INSTRUCTIONS TO FOLLOW » Scan the listing below and copy every line holding "with".
##########
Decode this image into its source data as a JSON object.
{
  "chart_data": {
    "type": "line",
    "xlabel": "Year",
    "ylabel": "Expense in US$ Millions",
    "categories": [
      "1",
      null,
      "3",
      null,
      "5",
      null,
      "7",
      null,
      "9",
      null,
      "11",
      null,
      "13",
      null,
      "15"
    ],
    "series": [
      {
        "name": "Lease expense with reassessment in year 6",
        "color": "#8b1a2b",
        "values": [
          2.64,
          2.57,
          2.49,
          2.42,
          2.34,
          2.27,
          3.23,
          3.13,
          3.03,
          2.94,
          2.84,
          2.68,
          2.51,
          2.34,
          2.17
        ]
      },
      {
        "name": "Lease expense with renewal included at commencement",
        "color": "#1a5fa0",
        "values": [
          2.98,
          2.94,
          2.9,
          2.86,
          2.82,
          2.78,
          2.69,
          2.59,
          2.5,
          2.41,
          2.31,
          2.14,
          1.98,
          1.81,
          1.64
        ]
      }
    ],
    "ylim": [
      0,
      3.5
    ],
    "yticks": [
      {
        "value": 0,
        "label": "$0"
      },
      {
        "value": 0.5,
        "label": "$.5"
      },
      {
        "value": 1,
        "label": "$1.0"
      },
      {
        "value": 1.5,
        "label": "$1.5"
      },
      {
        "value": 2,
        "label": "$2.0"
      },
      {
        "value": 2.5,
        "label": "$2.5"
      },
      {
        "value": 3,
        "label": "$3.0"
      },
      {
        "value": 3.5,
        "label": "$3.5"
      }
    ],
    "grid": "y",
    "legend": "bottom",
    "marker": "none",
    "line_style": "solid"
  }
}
##########
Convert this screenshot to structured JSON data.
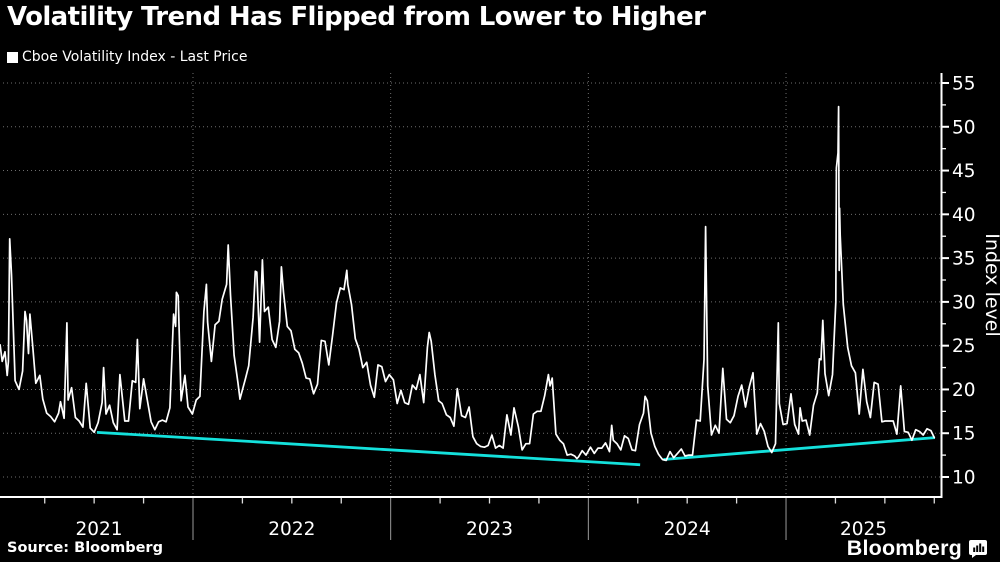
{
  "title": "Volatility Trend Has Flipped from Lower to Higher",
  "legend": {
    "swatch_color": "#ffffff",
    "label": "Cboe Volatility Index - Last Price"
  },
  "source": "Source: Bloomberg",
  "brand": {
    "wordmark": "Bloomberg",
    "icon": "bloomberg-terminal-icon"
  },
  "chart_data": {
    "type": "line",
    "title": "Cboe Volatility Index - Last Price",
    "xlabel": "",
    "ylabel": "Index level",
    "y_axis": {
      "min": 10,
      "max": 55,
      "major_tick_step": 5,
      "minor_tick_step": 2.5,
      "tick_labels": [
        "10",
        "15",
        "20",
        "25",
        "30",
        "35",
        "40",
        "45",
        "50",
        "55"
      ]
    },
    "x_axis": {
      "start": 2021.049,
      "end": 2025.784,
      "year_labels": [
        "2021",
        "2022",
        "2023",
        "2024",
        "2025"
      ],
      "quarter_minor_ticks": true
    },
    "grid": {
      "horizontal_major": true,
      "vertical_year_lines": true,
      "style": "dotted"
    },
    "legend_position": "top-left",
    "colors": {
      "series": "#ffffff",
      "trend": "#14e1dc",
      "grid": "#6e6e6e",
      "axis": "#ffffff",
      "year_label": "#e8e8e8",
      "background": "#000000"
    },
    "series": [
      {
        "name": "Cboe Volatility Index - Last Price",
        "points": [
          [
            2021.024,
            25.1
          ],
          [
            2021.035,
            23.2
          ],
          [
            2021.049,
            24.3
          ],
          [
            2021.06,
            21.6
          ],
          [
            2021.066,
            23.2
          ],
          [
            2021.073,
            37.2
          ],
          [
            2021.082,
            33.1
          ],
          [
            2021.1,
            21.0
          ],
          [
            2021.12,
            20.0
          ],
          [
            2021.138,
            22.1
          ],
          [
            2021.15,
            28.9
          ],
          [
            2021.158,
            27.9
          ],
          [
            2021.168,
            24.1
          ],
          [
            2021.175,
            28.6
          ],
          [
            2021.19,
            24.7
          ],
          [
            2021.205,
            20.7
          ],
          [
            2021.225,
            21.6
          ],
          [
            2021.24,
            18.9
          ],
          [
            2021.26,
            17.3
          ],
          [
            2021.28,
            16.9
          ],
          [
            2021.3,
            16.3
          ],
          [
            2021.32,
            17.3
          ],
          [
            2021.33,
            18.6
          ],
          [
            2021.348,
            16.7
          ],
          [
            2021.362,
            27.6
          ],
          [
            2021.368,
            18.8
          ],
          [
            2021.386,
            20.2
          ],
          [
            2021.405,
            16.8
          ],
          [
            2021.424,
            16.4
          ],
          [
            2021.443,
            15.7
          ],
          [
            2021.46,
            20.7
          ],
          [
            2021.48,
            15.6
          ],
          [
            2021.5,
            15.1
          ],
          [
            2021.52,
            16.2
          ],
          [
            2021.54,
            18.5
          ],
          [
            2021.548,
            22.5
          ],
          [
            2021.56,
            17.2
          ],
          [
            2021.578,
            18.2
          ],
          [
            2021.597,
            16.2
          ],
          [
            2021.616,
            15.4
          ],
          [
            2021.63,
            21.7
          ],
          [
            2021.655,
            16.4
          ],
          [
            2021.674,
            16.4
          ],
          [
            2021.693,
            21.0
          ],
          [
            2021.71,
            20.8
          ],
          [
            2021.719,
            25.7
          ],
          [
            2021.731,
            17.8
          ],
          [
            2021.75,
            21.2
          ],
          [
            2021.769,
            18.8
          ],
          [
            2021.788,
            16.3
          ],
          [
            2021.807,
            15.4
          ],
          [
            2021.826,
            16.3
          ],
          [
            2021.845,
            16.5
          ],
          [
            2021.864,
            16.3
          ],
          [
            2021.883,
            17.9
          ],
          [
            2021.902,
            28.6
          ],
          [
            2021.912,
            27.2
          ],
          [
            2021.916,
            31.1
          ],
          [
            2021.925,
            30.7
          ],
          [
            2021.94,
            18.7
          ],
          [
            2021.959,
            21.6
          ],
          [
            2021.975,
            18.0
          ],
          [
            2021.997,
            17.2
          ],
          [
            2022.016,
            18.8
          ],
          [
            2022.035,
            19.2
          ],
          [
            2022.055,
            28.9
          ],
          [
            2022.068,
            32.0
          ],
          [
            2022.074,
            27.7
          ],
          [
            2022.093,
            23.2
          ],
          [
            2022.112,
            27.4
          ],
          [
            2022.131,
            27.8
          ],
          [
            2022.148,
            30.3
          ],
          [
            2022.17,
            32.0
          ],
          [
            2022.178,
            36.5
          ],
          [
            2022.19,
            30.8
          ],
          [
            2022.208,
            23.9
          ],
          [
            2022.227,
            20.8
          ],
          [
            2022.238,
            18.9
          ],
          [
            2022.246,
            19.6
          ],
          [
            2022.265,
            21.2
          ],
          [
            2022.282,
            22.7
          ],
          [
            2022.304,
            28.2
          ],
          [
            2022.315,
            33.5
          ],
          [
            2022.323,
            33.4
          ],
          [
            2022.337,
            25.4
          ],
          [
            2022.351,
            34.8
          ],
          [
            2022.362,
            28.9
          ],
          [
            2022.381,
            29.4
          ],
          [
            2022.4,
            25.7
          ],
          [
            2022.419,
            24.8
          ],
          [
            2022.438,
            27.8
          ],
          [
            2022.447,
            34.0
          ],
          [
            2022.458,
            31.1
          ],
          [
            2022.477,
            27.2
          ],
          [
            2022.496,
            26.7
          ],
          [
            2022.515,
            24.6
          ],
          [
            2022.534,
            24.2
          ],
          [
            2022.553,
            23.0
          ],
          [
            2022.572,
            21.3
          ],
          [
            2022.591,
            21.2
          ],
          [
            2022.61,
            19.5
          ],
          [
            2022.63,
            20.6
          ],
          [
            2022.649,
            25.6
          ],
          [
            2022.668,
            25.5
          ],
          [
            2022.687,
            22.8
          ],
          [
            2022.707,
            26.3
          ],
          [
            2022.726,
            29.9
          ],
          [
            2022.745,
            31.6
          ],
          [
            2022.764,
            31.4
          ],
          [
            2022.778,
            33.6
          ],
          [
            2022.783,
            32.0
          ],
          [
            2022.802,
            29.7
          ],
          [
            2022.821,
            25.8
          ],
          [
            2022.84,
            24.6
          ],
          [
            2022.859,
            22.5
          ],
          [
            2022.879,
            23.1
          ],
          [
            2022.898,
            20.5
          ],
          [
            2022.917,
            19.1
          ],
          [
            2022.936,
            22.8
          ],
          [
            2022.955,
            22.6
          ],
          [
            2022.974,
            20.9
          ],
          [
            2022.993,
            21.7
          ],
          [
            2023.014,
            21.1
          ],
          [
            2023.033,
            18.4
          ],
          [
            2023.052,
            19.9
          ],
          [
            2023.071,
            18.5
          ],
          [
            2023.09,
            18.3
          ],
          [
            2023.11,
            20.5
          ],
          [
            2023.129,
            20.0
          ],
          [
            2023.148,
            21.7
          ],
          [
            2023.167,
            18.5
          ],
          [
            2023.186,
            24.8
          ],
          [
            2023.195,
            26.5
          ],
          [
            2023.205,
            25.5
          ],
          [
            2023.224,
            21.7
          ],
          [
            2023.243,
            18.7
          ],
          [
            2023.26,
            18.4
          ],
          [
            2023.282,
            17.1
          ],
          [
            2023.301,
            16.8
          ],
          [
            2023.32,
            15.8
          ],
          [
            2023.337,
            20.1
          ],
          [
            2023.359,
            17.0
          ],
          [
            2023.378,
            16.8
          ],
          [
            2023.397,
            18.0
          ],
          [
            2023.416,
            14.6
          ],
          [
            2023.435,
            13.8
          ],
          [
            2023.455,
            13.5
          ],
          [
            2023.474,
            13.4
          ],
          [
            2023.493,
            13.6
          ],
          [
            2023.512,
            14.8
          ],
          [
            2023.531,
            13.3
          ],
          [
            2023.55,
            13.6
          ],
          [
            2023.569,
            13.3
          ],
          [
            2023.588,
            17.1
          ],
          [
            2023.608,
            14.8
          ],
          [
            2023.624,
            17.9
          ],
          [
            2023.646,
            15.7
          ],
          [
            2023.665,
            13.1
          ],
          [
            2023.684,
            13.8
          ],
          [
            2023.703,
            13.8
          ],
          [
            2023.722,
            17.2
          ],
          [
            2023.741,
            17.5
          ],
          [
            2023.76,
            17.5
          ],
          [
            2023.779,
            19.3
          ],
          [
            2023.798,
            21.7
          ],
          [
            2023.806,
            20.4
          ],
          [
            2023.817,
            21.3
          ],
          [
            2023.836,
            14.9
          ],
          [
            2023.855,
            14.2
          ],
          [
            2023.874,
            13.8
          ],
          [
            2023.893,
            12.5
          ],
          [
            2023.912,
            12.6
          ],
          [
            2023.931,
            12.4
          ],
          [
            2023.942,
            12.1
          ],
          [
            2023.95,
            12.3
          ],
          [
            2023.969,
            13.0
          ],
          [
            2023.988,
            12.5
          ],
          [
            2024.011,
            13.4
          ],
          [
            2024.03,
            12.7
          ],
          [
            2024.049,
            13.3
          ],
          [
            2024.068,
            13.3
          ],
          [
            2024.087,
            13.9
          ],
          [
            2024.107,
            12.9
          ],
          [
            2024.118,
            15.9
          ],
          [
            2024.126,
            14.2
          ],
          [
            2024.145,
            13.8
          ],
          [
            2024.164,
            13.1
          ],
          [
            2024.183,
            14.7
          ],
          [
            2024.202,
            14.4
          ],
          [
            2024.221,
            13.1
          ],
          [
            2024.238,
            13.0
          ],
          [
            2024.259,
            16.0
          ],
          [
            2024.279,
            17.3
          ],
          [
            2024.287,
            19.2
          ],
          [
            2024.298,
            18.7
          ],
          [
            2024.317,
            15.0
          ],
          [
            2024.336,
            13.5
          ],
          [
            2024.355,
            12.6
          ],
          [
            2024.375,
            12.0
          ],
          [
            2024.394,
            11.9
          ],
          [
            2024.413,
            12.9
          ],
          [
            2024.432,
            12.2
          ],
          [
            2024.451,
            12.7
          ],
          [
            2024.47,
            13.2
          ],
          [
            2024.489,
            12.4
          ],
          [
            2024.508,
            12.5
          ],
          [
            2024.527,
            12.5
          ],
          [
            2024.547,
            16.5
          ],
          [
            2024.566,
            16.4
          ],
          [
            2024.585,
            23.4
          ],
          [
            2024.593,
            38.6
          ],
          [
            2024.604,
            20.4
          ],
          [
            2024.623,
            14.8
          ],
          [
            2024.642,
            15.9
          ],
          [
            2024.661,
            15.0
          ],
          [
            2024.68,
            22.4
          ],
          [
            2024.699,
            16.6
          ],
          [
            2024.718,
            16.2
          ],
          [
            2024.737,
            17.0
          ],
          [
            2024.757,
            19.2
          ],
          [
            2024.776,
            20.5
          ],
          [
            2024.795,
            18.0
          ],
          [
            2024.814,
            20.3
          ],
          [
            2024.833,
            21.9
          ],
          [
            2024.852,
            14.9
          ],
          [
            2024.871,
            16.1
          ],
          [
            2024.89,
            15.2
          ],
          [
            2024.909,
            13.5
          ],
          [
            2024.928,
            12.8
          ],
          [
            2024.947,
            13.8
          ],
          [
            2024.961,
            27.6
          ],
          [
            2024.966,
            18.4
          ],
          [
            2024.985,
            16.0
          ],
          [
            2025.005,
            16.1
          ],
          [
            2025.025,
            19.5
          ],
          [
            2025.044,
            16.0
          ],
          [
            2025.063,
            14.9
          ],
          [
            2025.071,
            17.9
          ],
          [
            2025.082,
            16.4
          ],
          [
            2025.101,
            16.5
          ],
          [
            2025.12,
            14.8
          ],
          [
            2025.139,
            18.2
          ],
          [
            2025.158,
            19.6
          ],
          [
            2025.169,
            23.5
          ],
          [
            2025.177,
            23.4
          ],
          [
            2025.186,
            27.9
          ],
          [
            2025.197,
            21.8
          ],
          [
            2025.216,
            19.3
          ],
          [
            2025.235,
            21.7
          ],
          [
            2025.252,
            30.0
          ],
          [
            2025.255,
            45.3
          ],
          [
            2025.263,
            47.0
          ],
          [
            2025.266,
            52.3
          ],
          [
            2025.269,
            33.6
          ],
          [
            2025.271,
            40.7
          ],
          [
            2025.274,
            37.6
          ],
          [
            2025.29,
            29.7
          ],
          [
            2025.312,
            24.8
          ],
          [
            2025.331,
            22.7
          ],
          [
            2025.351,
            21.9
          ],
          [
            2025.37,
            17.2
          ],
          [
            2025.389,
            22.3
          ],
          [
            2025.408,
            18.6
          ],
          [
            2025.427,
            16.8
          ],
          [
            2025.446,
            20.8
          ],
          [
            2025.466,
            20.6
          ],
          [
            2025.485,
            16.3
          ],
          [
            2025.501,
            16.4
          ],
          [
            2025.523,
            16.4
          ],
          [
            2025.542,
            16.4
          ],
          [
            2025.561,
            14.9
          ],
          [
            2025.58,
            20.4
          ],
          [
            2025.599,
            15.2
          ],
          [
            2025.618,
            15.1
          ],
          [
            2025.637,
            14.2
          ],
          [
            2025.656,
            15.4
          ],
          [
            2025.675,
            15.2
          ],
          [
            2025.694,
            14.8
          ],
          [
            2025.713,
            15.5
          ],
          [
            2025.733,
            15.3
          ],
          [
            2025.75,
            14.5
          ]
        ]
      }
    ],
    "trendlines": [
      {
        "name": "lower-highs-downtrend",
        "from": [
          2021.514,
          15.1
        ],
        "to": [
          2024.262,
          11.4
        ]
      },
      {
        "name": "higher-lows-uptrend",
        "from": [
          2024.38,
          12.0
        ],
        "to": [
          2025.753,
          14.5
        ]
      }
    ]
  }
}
##########
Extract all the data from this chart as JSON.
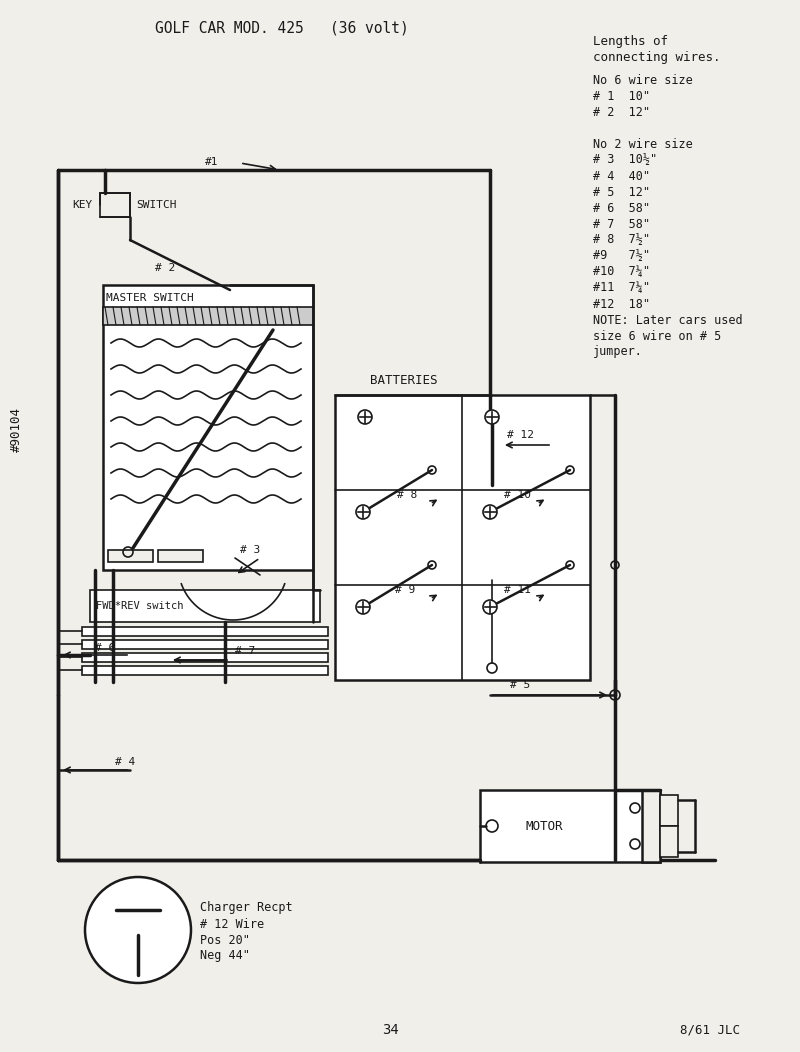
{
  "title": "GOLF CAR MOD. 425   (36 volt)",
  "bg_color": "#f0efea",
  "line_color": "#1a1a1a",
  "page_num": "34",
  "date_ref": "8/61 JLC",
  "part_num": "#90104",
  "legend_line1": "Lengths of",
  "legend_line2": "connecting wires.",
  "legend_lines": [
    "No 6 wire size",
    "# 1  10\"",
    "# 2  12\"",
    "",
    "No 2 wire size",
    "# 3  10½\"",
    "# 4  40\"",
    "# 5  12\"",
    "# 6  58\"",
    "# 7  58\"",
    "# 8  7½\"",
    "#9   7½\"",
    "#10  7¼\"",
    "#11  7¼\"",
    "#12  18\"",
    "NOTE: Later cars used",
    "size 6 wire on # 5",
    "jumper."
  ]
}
##########
EXERCISE RESPONSE »
        "name": "Lease expense with reassessment in year 6",
        "name": "Lease expense with renewal included at commencement",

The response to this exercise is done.